Exercise details >> Copy each line exactly. Leave nothing out.

Stored records >>
"""

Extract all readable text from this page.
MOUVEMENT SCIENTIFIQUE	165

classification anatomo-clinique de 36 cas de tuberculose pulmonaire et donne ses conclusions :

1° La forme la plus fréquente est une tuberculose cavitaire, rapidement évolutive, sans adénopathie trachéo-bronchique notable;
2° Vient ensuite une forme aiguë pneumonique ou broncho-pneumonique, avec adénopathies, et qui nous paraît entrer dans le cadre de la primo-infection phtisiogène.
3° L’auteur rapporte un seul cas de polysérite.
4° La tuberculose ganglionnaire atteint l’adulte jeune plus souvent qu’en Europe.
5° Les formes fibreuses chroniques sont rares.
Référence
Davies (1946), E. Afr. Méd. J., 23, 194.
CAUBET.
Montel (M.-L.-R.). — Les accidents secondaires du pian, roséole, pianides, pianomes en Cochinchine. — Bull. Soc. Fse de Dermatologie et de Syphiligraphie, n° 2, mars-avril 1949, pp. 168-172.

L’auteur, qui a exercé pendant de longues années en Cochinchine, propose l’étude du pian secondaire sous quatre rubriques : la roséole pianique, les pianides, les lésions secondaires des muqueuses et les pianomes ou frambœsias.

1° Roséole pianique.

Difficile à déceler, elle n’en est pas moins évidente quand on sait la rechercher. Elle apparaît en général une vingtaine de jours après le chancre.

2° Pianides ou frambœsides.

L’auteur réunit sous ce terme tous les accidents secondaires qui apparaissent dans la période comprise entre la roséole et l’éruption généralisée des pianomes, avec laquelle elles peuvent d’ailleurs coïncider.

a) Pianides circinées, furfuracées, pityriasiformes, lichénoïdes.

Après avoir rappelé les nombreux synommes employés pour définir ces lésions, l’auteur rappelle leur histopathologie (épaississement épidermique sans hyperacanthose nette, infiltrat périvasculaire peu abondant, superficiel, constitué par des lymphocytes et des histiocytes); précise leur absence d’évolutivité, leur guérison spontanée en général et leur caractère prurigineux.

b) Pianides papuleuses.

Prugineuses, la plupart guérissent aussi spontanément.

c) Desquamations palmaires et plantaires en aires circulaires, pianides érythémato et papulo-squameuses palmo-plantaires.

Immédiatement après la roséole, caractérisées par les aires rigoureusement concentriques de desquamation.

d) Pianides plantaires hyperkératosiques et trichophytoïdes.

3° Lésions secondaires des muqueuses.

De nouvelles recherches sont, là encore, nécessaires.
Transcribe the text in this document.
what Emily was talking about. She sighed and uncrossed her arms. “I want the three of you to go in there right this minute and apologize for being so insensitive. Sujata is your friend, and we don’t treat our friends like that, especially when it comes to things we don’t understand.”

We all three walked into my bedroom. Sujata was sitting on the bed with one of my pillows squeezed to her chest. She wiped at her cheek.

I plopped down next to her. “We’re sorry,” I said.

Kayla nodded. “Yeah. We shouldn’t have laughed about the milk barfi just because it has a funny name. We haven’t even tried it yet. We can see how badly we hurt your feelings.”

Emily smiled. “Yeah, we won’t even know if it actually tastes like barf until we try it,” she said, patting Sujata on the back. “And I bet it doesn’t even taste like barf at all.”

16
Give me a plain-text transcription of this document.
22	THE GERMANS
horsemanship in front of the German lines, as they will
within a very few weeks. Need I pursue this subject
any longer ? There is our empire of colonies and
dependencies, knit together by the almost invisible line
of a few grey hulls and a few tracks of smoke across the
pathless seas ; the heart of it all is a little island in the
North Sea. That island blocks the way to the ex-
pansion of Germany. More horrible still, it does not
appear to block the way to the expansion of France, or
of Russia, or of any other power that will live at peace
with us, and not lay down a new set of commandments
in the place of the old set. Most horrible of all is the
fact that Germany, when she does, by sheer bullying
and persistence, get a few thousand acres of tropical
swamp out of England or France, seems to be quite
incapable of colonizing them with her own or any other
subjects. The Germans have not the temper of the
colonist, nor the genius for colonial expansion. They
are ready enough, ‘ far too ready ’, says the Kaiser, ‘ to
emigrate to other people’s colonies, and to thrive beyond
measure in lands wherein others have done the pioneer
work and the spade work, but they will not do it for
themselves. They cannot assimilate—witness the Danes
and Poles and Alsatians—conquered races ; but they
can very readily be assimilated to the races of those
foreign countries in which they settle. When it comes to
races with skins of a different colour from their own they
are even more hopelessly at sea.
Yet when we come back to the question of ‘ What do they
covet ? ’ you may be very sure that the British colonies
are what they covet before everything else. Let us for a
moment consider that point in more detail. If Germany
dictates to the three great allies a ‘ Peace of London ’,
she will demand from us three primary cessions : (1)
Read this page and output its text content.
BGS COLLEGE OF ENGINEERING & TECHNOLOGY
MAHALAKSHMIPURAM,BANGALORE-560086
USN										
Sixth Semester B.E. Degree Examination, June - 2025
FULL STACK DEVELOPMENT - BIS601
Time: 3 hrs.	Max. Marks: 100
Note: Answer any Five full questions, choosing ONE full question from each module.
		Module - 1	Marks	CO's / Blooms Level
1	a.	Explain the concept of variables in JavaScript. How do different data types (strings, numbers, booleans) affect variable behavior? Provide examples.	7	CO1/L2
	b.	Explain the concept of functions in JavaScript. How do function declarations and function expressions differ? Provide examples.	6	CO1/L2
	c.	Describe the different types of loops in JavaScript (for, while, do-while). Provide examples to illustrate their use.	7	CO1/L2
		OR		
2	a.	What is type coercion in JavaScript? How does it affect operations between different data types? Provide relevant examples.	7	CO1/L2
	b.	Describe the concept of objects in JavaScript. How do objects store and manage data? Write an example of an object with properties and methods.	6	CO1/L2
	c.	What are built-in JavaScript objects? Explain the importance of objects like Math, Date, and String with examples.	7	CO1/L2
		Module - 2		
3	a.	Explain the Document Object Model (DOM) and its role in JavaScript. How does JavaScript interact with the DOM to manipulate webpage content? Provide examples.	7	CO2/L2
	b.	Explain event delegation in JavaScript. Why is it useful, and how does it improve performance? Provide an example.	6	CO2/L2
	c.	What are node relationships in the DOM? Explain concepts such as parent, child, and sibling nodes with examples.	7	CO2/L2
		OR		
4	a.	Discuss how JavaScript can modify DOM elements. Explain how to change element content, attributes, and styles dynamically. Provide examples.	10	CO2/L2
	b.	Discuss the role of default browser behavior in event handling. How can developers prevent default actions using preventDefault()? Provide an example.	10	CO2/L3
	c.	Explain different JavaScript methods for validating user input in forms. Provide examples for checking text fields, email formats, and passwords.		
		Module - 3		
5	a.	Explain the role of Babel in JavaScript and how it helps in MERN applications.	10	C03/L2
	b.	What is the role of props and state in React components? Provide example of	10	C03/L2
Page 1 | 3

"""

Finished exercise >>
Extract all readable text from this page.
MOUVEMENT SCIENTIFIQUE	165

classification anatomo-clinique de 36 cas de tuberculose pulmonaire et donne ses conclusions :

1° La forme la plus fréquente est une tuberculose cavitaire, rapidement évolutive, sans adénopathie trachéo-bronchique notable;
2° Vient ensuite une forme aiguë pneumonique ou broncho-pneumonique, avec adénopathies, et qui nous paraît entrer dans le cadre de la primo-infection phtisiogène.
3° L’auteur rapporte un seul cas de polysérite.
4° La tuberculose ganglionnaire atteint l’adulte jeune plus souvent qu’en Europe.
5° Les formes fibreuses chroniques sont rares.
Référence
Davies (1946), E. Afr. Méd. J., 23, 194.
CAUBET.
Montel (M.-L.-R.). — Les accidents secondaires du pian, roséole, pianides, pianomes en Cochinchine. — Bull. Soc. Fse de Dermatologie et de Syphiligraphie, n° 2, mars-avril 1949, pp. 168-172.

L’auteur, qui a exercé pendant de longues années en Cochinchine, propose l’étude du pian secondaire sous quatre rubriques : la roséole pianique, les pianides, les lésions secondaires des muqueuses et les pianomes ou frambœsias.

1° Roséole pianique.

Difficile à déceler, elle n’en est pas moins évidente quand on sait la rechercher. Elle apparaît en général une vingtaine de jours après le chancre.

2° Pianides ou frambœsides.

L’auteur réunit sous ce terme tous les accidents secondaires qui apparaissent dans la période comprise entre la roséole et l’éruption généralisée des pianomes, avec laquelle elles peuvent d’ailleurs coïncider.

a) Pianides circinées, furfuracées, pityriasiformes, lichénoïdes.

Après avoir rappelé les nombreux synommes employés pour définir ces lésions, l’auteur rappelle leur histopathologie (épaississement épidermique sans hyperacanthose nette, infiltrat périvasculaire peu abondant, superficiel, constitué par des lymphocytes et des histiocytes); précise leur absence d’évolutivité, leur guérison spontanée en général et leur caractère prurigineux.

b) Pianides papuleuses.

Prugineuses, la plupart guérissent aussi spontanément.

c) Desquamations palmaires et plantaires en aires circulaires, pianides érythémato et papulo-squameuses palmo-plantaires.

Immédiatement après la roséole, caractérisées par les aires rigoureusement concentriques de desquamation.

d) Pianides plantaires hyperkératosiques et trichophytoïdes.

3° Lésions secondaires des muqueuses.

De nouvelles recherches sont, là encore, nécessaires.
Transcribe the text in this document.
what Emily was talking about. She sighed and uncrossed her arms. “I want the three of you to go in there right this minute and apologize for being so insensitive. Sujata is your friend, and we don’t treat our friends like that, especially when it comes to things we don’t understand.”

We all three walked into my bedroom. Sujata was sitting on the bed with one of my pillows squeezed to her chest. She wiped at her cheek.

I plopped down next to her. “We’re sorry,” I said.

Kayla nodded. “Yeah. We shouldn’t have laughed about the milk barfi just because it has a funny name. We haven’t even tried it yet. We can see how badly we hurt your feelings.”

Emily smiled. “Yeah, we won’t even know if it actually tastes like barf until we try it,” she said, patting Sujata on the back. “And I bet it doesn’t even taste like barf at all.”

16
Give me a plain-text transcription of this document.
22	THE GERMANS
horsemanship in front of the German lines, as they will
within a very few weeks. Need I pursue this subject
any longer ? There is our empire of colonies and
dependencies, knit together by the almost invisible line
of a few grey hulls and a few tracks of smoke across the
pathless seas ; the heart of it all is a little island in the
North Sea. That island blocks the way to the ex-
pansion of Germany. More horrible still, it does not
appear to block the way to the expansion of France, or
of Russia, or of any other power that will live at peace
with us, and not lay down a new set of commandments
in the place of the old set. Most horrible of all is the
fact that Germany, when she does, by sheer bullying
and persistence, get a few thousand acres of tropical
swamp out of England or France, seems to be quite
incapable of colonizing them with her own or any other
subjects. The Germans have not the temper of the
colonist, nor the genius for colonial expansion. They
are ready enough, ‘ far too ready ’, says the Kaiser, ‘ to
emigrate to other people’s colonies, and to thrive beyond
measure in lands wherein others have done the pioneer
work and the spade work, but they will not do it for
themselves. They cannot assimilate—witness the Danes
and Poles and Alsatians—conquered races ; but they
can very readily be assimilated to the races of those
foreign countries in which they settle. When it comes to
races with skins of a different colour from their own they
are even more hopelessly at sea.
Yet when we come back to the question of ‘ What do they
covet ? ’ you may be very sure that the British colonies
are what they covet before everything else. Let us for a
moment consider that point in more detail. If Germany
dictates to the three great allies a ‘ Peace of London ’,
she will demand from us three primary cessions : (1)
Read this page and output its text content.
BGS COLLEGE OF ENGINEERING & TECHNOLOGY
MAHALAKSHMIPURAM,BANGALORE-560086
USN										
Sixth Semester B.E. Degree Examination, June - 2025
FULL STACK DEVELOPMENT - BIS601
Time: 3 hrs.	Max. Marks: 100
Note: Answer any Five full questions, choosing ONE full question from each module.
		Module - 1	Marks	CO's / Blooms Level
1	a.	Explain the concept of variables in JavaScript. How do different data types (strings, numbers, booleans) affect variable behavior? Provide examples.	7	CO1/L2
	b.	Explain the concept of functions in JavaScript. How do function declarations and function expressions differ? Provide examples.	6	CO1/L2
	c.	Describe the different types of loops in JavaScript (for, while, do-while). Provide examples to illustrate their use.	7	CO1/L2
		OR		
2	a.	What is type coercion in JavaScript? How does it affect operations between different data types? Provide relevant examples.	7	CO1/L2
	b.	Describe the concept of objects in JavaScript. How do objects store and manage data? Write an example of an object with properties and methods.	6	CO1/L2
	c.	What are built-in JavaScript objects? Explain the importance of objects like Math, Date, and String with examples.	7	CO1/L2
		Module - 2		
3	a.	Explain the Document Object Model (DOM) and its role in JavaScript. How does JavaScript interact with the DOM to manipulate webpage content? Provide examples.	7	CO2/L2
	b.	Explain event delegation in JavaScript. Why is it useful, and how does it improve performance? Provide an example.	6	CO2/L2
	c.	What are node relationships in the DOM? Explain concepts such as parent, child, and sibling nodes with examples.	7	CO2/L2
		OR		
4	a.	Discuss how JavaScript can modify DOM elements. Explain how to change element content, attributes, and styles dynamically. Provide examples.	10	CO2/L2
	b.	Discuss the role of default browser behavior in event handling. How can developers prevent default actions using preventDefault()? Provide an example.	10	CO2/L3
	c.	Explain different JavaScript methods for validating user input in forms. Provide examples for checking text fields, email formats, and passwords.		
		Module - 3		
5	a.	Explain the role of Babel in JavaScript and how it helps in MERN applications.	10	C03/L2
	b.	What is the role of props and state in React components? Provide example of	10	C03/L2
Page 1 | 3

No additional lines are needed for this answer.